- Task directions
The data below is to be returned in full and exactly.

- Records about charts and figures
'''
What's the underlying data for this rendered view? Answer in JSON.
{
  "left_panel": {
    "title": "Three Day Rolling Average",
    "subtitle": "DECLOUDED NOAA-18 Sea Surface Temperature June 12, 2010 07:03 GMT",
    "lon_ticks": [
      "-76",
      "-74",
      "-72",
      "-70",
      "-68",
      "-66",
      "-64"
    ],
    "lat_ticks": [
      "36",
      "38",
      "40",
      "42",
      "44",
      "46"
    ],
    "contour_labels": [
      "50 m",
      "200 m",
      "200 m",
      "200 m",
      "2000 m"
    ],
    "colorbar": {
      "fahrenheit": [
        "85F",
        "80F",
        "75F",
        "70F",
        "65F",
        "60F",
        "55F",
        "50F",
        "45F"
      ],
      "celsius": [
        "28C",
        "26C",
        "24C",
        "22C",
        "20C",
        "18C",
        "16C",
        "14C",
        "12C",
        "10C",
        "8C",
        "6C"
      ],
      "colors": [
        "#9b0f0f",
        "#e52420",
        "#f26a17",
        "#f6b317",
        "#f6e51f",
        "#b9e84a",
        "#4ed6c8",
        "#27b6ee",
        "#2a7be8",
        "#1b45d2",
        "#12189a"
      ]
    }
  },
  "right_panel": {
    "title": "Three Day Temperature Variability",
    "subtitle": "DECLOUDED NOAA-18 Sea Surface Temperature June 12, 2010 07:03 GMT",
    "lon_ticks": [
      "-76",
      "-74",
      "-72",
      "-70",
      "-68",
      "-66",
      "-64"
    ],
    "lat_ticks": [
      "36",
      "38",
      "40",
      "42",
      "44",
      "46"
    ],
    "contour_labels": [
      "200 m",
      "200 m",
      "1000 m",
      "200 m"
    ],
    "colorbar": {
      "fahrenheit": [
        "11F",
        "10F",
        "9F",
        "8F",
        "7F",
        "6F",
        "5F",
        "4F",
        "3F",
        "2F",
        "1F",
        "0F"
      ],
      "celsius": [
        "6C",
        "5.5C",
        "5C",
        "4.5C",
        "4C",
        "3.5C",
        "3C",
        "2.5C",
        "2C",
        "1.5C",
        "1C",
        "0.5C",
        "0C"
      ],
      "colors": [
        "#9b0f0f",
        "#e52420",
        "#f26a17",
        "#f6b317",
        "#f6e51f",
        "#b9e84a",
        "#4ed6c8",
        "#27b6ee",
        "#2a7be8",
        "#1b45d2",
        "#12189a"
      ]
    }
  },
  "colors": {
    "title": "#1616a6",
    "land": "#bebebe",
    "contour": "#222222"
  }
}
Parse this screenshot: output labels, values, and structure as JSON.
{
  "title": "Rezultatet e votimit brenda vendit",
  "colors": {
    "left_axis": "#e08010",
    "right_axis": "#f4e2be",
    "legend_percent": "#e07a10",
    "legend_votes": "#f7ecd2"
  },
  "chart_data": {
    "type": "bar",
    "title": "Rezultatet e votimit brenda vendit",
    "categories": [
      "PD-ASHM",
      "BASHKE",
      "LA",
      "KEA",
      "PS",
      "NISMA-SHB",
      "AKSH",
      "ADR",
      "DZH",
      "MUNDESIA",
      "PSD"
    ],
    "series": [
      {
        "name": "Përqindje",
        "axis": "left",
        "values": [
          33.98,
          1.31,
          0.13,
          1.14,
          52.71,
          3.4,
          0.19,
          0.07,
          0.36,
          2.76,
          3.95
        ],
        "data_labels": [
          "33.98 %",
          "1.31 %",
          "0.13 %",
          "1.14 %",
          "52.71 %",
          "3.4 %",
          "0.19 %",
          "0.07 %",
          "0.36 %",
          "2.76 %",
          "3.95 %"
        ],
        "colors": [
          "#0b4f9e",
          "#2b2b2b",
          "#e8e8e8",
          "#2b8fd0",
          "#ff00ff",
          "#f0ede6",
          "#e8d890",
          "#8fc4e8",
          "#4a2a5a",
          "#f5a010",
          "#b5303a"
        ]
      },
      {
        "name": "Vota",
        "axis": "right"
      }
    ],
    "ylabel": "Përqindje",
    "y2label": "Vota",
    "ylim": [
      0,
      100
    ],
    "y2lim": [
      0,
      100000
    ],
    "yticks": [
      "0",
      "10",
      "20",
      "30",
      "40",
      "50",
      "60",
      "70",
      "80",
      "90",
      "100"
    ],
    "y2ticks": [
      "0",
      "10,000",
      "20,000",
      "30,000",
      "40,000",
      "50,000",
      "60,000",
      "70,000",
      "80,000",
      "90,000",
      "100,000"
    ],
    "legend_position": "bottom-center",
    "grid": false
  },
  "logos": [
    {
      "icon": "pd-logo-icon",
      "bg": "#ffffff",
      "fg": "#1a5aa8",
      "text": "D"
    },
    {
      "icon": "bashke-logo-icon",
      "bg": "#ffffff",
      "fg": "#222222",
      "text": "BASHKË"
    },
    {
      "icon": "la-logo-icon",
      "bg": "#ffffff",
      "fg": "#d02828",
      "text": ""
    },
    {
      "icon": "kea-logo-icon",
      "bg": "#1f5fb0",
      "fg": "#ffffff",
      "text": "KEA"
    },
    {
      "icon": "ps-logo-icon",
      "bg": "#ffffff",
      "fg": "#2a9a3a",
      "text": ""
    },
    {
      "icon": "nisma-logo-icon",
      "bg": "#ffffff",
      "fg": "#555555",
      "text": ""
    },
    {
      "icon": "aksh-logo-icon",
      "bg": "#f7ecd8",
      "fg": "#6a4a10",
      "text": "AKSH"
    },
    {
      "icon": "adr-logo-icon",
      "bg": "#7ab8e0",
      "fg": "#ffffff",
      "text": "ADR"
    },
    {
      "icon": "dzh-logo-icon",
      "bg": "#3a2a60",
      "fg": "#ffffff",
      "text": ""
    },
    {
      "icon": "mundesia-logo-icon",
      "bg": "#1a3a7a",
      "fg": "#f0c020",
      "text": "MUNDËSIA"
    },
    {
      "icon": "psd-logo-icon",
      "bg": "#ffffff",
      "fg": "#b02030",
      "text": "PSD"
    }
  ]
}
'''
- Written answer
What's the underlying data for this rendered view? Answer in JSON.
{
  "left_panel": {
    "title": "Three Day Rolling Average",
    "subtitle": "DECLOUDED NOAA-18 Sea Surface Temperature June 12, 2010 07:03 GMT",
    "lon_ticks": [
      "-76",
      "-74",
      "-72",
      "-70",
      "-68",
      "-66",
      "-64"
    ],
    "lat_ticks": [
      "36",
      "38",
      "40",
      "42",
      "44",
      "46"
    ],
    "contour_labels": [
      "50 m",
      "200 m",
      "200 m",
      "200 m",
      "2000 m"
    ],
    "colorbar": {
      "fahrenheit": [
        "85F",
        "80F",
        "75F",
        "70F",
        "65F",
        "60F",
        "55F",
        "50F",
        "45F"
      ],
      "celsius": [
        "28C",
        "26C",
        "24C",
        "22C",
        "20C",
        "18C",
        "16C",
        "14C",
        "12C",
        "10C",
        "8C",
        "6C"
      ],
      "colors": [
        "#9b0f0f",
        "#e52420",
        "#f26a17",
        "#f6b317",
        "#f6e51f",
        "#b9e84a",
        "#4ed6c8",
        "#27b6ee",
        "#2a7be8",
        "#1b45d2",
        "#12189a"
      ]
    }
  },
  "right_panel": {
    "title": "Three Day Temperature Variability",
    "subtitle": "DECLOUDED NOAA-18 Sea Surface Temperature June 12, 2010 07:03 GMT",
    "lon_ticks": [
      "-76",
      "-74",
      "-72",
      "-70",
      "-68",
      "-66",
      "-64"
    ],
    "lat_ticks": [
      "36",
      "38",
      "40",
      "42",
      "44",
      "46"
    ],
    "contour_labels": [
      "200 m",
      "200 m",
      "1000 m",
      "200 m"
    ],
    "colorbar": {
      "fahrenheit": [
        "11F",
        "10F",
        "9F",
        "8F",
        "7F",
        "6F",
        "5F",
        "4F",
        "3F",
        "2F",
        "1F",
        "0F"
      ],
      "celsius": [
        "6C",
        "5.5C",
        "5C",
        "4.5C",
        "4C",
        "3.5C",
        "3C",
        "2.5C",
        "2C",
        "1.5C",
        "1C",
        "0.5C",
        "0C"
      ],
      "colors": [
        "#9b0f0f",
        "#e52420",
        "#f26a17",
        "#f6b317",
        "#f6e51f",
        "#b9e84a",
        "#4ed6c8",
        "#27b6ee",
        "#2a7be8",
        "#1b45d2",
        "#12189a"
      ]
    }
  },
  "colors": {
    "title": "#1616a6",
    "land": "#bebebe",
    "contour": "#222222"
  }
}
Parse this screenshot: output labels, values, and structure as JSON.
{
  "title": "Rezultatet e votimit brenda vendit",
  "colors": {
    "left_axis": "#e08010",
    "right_axis": "#f4e2be",
    "legend_percent": "#e07a10",
    "legend_votes": "#f7ecd2"
  },
  "chart_data": {
    "type": "bar",
    "title": "Rezultatet e votimit brenda vendit",
    "categories": [
      "PD-ASHM",
      "BASHKE",
      "LA",
      "KEA",
      "PS",
      "NISMA-SHB",
      "AKSH",
      "ADR",
      "DZH",
      "MUNDESIA",
      "PSD"
    ],
    "series": [
      {
        "name": "Përqindje",
        "axis": "left",
        "values": [
          33.98,
          1.31,
          0.13,
          1.14,
          52.71,
          3.4,
          0.19,
          0.07,
          0.36,
          2.76,
          3.95
        ],
        "data_labels": [
          "33.98 %",
          "1.31 %",
          "0.13 %",
          "1.14 %",
          "52.71 %",
          "3.4 %",
          "0.19 %",
          "0.07 %",
          "0.36 %",
          "2.76 %",
          "3.95 %"
        ],
        "colors": [
          "#0b4f9e",
          "#2b2b2b",
          "#e8e8e8",
          "#2b8fd0",
          "#ff00ff",
          "#f0ede6",
          "#e8d890",
          "#8fc4e8",
          "#4a2a5a",
          "#f5a010",
          "#b5303a"
        ]
      },
      {
        "name": "Vota",
        "axis": "right"
      }
    ],
    "ylabel": "Përqindje",
    "y2label": "Vota",
    "ylim": [
      0,
      100
    ],
    "y2lim": [
      0,
      100000
    ],
    "yticks": [
      "0",
      "10",
      "20",
      "30",
      "40",
      "50",
      "60",
      "70",
      "80",
      "90",
      "100"
    ],
    "y2ticks": [
      "0",
      "10,000",
      "20,000",
      "30,000",
      "40,000",
      "50,000",
      "60,000",
      "70,000",
      "80,000",
      "90,000",
      "100,000"
    ],
    "legend_position": "bottom-center",
    "grid": false
  },
  "logos": [
    {
      "icon": "pd-logo-icon",
      "bg": "#ffffff",
      "fg": "#1a5aa8",
      "text": "D"
    },
    {
      "icon": "bashke-logo-icon",
      "bg": "#ffffff",
      "fg": "#222222",
      "text": "BASHKË"
    },
    {
      "icon": "la-logo-icon",
      "bg": "#ffffff",
      "fg": "#d02828",
      "text": ""
    },
    {
      "icon": "kea-logo-icon",
      "bg": "#1f5fb0",
      "fg": "#ffffff",
      "text": "KEA"
    },
    {
      "icon": "ps-logo-icon",
      "bg": "#ffffff",
      "fg": "#2a9a3a",
      "text": ""
    },
    {
      "icon": "nisma-logo-icon",
      "bg": "#ffffff",
      "fg": "#555555",
      "text": ""
    },
    {
      "icon": "aksh-logo-icon",
      "bg": "#f7ecd8",
      "fg": "#6a4a10",
      "text": "AKSH"
    },
    {
      "icon": "adr-logo-icon",
      "bg": "#7ab8e0",
      "fg": "#ffffff",
      "text": "ADR"
    },
    {
      "icon": "dzh-logo-icon",
      "bg": "#3a2a60",
      "fg": "#ffffff",
      "text": ""
    },
    {
      "icon": "mundesia-logo-icon",
      "bg": "#1a3a7a",
      "fg": "#f0c020",
      "text": "MUNDËSIA"
    },
    {
      "icon": "psd-logo-icon",
      "bg": "#ffffff",
      "fg": "#b02030",
      "text": "PSD"
    }
  ]
}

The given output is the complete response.